__The task__. Sort through the data and copy the lines holding the word "Grondwater".

(Stored data)

>>

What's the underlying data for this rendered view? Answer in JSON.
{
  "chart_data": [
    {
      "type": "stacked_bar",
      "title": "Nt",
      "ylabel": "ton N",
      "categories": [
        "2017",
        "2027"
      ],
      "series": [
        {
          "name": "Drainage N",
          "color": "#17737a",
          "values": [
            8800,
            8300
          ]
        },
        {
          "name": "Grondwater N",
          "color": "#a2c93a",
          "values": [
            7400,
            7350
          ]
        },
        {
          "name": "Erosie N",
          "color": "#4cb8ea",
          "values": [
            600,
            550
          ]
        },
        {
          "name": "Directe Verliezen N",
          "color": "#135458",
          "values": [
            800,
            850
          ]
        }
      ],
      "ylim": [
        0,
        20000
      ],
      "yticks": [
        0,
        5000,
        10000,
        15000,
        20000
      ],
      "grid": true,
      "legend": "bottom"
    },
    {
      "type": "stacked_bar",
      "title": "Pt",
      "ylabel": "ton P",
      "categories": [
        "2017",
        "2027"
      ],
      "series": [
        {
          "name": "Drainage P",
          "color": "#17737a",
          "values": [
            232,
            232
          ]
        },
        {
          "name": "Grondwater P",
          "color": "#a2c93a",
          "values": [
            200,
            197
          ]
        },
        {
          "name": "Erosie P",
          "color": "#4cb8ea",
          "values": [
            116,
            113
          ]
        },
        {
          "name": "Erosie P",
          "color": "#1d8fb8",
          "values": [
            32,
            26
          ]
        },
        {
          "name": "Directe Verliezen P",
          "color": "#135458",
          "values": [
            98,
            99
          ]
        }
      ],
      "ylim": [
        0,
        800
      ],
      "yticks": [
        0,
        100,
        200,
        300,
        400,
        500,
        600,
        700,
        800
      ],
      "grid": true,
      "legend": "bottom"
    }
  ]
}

<<

__Correct result__.
          "name": "Grondwater N",
          "name": "Grondwater P",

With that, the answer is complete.